SUPPLIED RECORDS:
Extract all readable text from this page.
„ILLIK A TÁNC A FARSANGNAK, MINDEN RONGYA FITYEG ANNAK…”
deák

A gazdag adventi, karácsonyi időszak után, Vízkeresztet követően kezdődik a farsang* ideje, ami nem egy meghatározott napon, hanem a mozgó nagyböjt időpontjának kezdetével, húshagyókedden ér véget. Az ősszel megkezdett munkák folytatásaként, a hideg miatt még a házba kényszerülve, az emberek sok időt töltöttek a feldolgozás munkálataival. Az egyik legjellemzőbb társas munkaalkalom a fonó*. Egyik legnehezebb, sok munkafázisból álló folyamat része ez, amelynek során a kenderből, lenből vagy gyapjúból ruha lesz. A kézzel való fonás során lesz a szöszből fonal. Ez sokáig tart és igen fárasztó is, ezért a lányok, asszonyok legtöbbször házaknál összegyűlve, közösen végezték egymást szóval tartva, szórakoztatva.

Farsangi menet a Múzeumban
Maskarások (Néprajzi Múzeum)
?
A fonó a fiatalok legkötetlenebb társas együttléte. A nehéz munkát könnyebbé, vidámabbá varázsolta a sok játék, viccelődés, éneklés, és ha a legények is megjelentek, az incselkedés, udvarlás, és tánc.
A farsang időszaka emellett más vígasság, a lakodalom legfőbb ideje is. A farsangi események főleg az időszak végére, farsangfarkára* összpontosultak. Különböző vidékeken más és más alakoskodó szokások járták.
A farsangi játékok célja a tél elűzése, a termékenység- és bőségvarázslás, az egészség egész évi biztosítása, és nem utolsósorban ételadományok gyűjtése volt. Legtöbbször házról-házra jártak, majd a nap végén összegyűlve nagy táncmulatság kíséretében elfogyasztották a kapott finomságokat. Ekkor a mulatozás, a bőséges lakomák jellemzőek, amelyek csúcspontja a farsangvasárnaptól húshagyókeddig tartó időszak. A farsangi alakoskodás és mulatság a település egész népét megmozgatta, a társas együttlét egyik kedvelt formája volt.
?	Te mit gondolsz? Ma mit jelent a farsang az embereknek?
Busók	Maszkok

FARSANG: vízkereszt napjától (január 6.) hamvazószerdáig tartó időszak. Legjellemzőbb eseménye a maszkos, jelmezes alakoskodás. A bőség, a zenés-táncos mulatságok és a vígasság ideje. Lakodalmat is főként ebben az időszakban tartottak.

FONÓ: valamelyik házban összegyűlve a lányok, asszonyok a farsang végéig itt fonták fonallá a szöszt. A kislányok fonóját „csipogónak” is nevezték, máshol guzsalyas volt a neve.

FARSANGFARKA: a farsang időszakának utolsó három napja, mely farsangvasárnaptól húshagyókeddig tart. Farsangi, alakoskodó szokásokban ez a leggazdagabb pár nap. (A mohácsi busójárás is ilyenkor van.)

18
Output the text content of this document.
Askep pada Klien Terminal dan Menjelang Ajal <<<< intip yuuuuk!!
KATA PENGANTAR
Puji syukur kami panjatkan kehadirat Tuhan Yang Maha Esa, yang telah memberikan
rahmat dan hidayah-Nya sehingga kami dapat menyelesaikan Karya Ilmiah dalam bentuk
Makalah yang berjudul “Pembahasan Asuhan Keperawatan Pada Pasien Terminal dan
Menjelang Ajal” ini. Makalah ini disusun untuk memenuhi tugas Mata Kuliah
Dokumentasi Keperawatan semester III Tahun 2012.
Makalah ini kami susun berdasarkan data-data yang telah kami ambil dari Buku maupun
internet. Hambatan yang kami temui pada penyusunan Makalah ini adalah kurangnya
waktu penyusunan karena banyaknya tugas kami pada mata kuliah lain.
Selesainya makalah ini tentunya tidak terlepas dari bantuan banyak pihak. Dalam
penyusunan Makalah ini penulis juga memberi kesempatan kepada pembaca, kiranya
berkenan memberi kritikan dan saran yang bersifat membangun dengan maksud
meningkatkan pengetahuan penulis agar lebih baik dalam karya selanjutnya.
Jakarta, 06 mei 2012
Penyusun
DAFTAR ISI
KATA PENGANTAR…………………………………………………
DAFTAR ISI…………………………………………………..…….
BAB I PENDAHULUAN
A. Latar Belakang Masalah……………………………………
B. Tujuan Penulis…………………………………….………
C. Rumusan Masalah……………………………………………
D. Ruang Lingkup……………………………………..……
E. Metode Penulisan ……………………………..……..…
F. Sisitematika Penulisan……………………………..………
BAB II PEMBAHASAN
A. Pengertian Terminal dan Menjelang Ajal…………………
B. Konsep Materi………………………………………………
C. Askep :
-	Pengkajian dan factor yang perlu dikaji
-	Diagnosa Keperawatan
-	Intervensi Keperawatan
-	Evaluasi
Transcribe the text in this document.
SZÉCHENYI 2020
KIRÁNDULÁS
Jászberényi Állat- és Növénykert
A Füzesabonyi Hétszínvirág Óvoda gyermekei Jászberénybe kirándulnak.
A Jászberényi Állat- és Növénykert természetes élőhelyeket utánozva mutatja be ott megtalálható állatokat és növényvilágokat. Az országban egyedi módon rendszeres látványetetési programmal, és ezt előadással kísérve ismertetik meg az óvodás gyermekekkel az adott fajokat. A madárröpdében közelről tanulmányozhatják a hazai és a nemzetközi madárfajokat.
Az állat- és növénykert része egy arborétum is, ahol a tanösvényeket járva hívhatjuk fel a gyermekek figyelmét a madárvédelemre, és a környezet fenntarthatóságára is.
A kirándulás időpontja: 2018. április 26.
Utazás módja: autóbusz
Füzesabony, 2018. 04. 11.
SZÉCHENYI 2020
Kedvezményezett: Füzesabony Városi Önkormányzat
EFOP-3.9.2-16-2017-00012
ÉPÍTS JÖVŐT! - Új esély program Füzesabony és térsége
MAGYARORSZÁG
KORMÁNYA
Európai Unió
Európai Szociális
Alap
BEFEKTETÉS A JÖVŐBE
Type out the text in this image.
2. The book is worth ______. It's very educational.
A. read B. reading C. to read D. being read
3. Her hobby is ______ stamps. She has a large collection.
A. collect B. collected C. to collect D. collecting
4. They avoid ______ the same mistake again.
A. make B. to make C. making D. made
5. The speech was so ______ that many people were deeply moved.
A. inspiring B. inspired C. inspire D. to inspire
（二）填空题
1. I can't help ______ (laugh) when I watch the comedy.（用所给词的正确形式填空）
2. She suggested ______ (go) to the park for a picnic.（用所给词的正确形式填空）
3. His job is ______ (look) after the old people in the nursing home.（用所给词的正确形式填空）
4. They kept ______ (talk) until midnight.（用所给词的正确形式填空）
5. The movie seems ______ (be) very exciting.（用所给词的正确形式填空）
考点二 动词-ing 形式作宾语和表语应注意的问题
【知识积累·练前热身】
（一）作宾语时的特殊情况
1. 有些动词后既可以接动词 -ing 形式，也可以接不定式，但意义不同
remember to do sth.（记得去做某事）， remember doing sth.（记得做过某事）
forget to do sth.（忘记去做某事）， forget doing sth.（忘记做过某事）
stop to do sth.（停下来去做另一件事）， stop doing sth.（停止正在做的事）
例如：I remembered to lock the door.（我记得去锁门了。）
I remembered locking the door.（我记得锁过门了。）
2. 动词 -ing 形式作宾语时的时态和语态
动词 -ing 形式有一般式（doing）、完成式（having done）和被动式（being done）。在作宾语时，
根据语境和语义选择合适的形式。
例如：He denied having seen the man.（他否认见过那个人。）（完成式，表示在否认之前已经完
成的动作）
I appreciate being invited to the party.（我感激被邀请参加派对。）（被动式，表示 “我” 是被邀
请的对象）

WHAT THIS TASK INVOLVES: Every entry should be printed again exactly as written.

EXERCISE SOLUTION:
Extract all readable text from this page.
„ILLIK A TÁNC A FARSANGNAK, MINDEN RONGYA FITYEG ANNAK…”
deák

A gazdag adventi, karácsonyi időszak után, Vízkeresztet követően kezdődik a farsang* ideje, ami nem egy meghatározott napon, hanem a mozgó nagyböjt időpontjának kezdetével, húshagyókedden ér véget. Az ősszel megkezdett munkák folytatásaként, a hideg miatt még a házba kényszerülve, az emberek sok időt töltöttek a feldolgozás munkálataival. Az egyik legjellemzőbb társas munkaalkalom a fonó*. Egyik legnehezebb, sok munkafázisból álló folyamat része ez, amelynek során a kenderből, lenből vagy gyapjúból ruha lesz. A kézzel való fonás során lesz a szöszből fonal. Ez sokáig tart és igen fárasztó is, ezért a lányok, asszonyok legtöbbször házaknál összegyűlve, közösen végezték egymást szóval tartva, szórakoztatva.

Farsangi menet a Múzeumban
Maskarások (Néprajzi Múzeum)
?
A fonó a fiatalok legkötetlenebb társas együttléte. A nehéz munkát könnyebbé, vidámabbá varázsolta a sok játék, viccelődés, éneklés, és ha a legények is megjelentek, az incselkedés, udvarlás, és tánc.
A farsang időszaka emellett más vígasság, a lakodalom legfőbb ideje is. A farsangi események főleg az időszak végére, farsangfarkára* összpontosultak. Különböző vidékeken más és más alakoskodó szokások járták.
A farsangi játékok célja a tél elűzése, a termékenység- és bőségvarázslás, az egészség egész évi biztosítása, és nem utolsósorban ételadományok gyűjtése volt. Legtöbbször házról-házra jártak, majd a nap végén összegyűlve nagy táncmulatság kíséretében elfogyasztották a kapott finomságokat. Ekkor a mulatozás, a bőséges lakomák jellemzőek, amelyek csúcspontja a farsangvasárnaptól húshagyókeddig tartó időszak. A farsangi alakoskodás és mulatság a település egész népét megmozgatta, a társas együttlét egyik kedvelt formája volt.
?	Te mit gondolsz? Ma mit jelent a farsang az embereknek?
Busók	Maszkok

FARSANG: vízkereszt napjától (január 6.) hamvazószerdáig tartó időszak. Legjellemzőbb eseménye a maszkos, jelmezes alakoskodás. A bőség, a zenés-táncos mulatságok és a vígasság ideje. Lakodalmat is főként ebben az időszakban tartottak.

FONÓ: valamelyik házban összegyűlve a lányok, asszonyok a farsang végéig itt fonták fonallá a szöszt. A kislányok fonóját „csipogónak” is nevezték, máshol guzsalyas volt a neve.

FARSANGFARKA: a farsang időszakának utolsó három napja, mely farsangvasárnaptól húshagyókeddig tart. Farsangi, alakoskodó szokásokban ez a leggazdagabb pár nap. (A mohácsi busójárás is ilyenkor van.)

18
Output the text content of this document.
Askep pada Klien Terminal dan Menjelang Ajal <<<< intip yuuuuk!!
KATA PENGANTAR
Puji syukur kami panjatkan kehadirat Tuhan Yang Maha Esa, yang telah memberikan
rahmat dan hidayah-Nya sehingga kami dapat menyelesaikan Karya Ilmiah dalam bentuk
Makalah yang berjudul “Pembahasan Asuhan Keperawatan Pada Pasien Terminal dan
Menjelang Ajal” ini. Makalah ini disusun untuk memenuhi tugas Mata Kuliah
Dokumentasi Keperawatan semester III Tahun 2012.
Makalah ini kami susun berdasarkan data-data yang telah kami ambil dari Buku maupun
internet. Hambatan yang kami temui pada penyusunan Makalah ini adalah kurangnya
waktu penyusunan karena banyaknya tugas kami pada mata kuliah lain.
Selesainya makalah ini tentunya tidak terlepas dari bantuan banyak pihak. Dalam
penyusunan Makalah ini penulis juga memberi kesempatan kepada pembaca, kiranya
berkenan memberi kritikan dan saran yang bersifat membangun dengan maksud
meningkatkan pengetahuan penulis agar lebih baik dalam karya selanjutnya.
Jakarta, 06 mei 2012
Penyusun
DAFTAR ISI
KATA PENGANTAR…………………………………………………
DAFTAR ISI…………………………………………………..…….
BAB I PENDAHULUAN
A. Latar Belakang Masalah……………………………………
B. Tujuan Penulis…………………………………….………
C. Rumusan Masalah……………………………………………
D. Ruang Lingkup……………………………………..……
E. Metode Penulisan ……………………………..……..…
F. Sisitematika Penulisan……………………………..………
BAB II PEMBAHASAN
A. Pengertian Terminal dan Menjelang Ajal…………………
B. Konsep Materi………………………………………………
C. Askep :
-	Pengkajian dan factor yang perlu dikaji
-	Diagnosa Keperawatan
-	Intervensi Keperawatan
-	Evaluasi
Transcribe the text in this document.
SZÉCHENYI 2020
KIRÁNDULÁS
Jászberényi Állat- és Növénykert
A Füzesabonyi Hétszínvirág Óvoda gyermekei Jászberénybe kirándulnak.
A Jászberényi Állat- és Növénykert természetes élőhelyeket utánozva mutatja be ott megtalálható állatokat és növényvilágokat. Az országban egyedi módon rendszeres látványetetési programmal, és ezt előadással kísérve ismertetik meg az óvodás gyermekekkel az adott fajokat. A madárröpdében közelről tanulmányozhatják a hazai és a nemzetközi madárfajokat.
Az állat- és növénykert része egy arborétum is, ahol a tanösvényeket járva hívhatjuk fel a gyermekek figyelmét a madárvédelemre, és a környezet fenntarthatóságára is.
A kirándulás időpontja: 2018. április 26.
Utazás módja: autóbusz
Füzesabony, 2018. 04. 11.
SZÉCHENYI 2020
Kedvezményezett: Füzesabony Városi Önkormányzat
EFOP-3.9.2-16-2017-00012
ÉPÍTS JÖVŐT! - Új esély program Füzesabony és térsége
MAGYARORSZÁG
KORMÁNYA
Európai Unió
Európai Szociális
Alap
BEFEKTETÉS A JÖVŐBE
Type out the text in this image.
2. The book is worth ______. It's very educational.
A. read B. reading C. to read D. being read
3. Her hobby is ______ stamps. She has a large collection.
A. collect B. collected C. to collect D. collecting
4. They avoid ______ the same mistake again.
A. make B. to make C. making D. made
5. The speech was so ______ that many people were deeply moved.
A. inspiring B. inspired C. inspire D. to inspire
（二）填空题
1. I can't help ______ (laugh) when I watch the comedy.（用所给词的正确形式填空）
2. She suggested ______ (go) to the park for a picnic.（用所给词的正确形式填空）
3. His job is ______ (look) after the old people in the nursing home.（用所给词的正确形式填空）
4. They kept ______ (talk) until midnight.（用所给词的正确形式填空）
5. The movie seems ______ (be) very exciting.（用所给词的正确形式填空）
考点二 动词-ing 形式作宾语和表语应注意的问题
【知识积累·练前热身】
（一）作宾语时的特殊情况
1. 有些动词后既可以接动词 -ing 形式，也可以接不定式，但意义不同
remember to do sth.（记得去做某事）， remember doing sth.（记得做过某事）
forget to do sth.（忘记去做某事）， forget doing sth.（忘记做过某事）
stop to do sth.（停下来去做另一件事）， stop doing sth.（停止正在做的事）
例如：I remembered to lock the door.（我记得去锁门了。）
I remembered locking the door.（我记得锁过门了。）
2. 动词 -ing 形式作宾语时的时态和语态
动词 -ing 形式有一般式（doing）、完成式（having done）和被动式（being done）。在作宾语时，
根据语境和语义选择合适的形式。
例如：He denied having seen the man.（他否认见过那个人。）（完成式，表示在否认之前已经完
成的动作）
I appreciate being invited to the party.（我感激被邀请参加派对。）（被动式，表示 “我” 是被邀
请的对象）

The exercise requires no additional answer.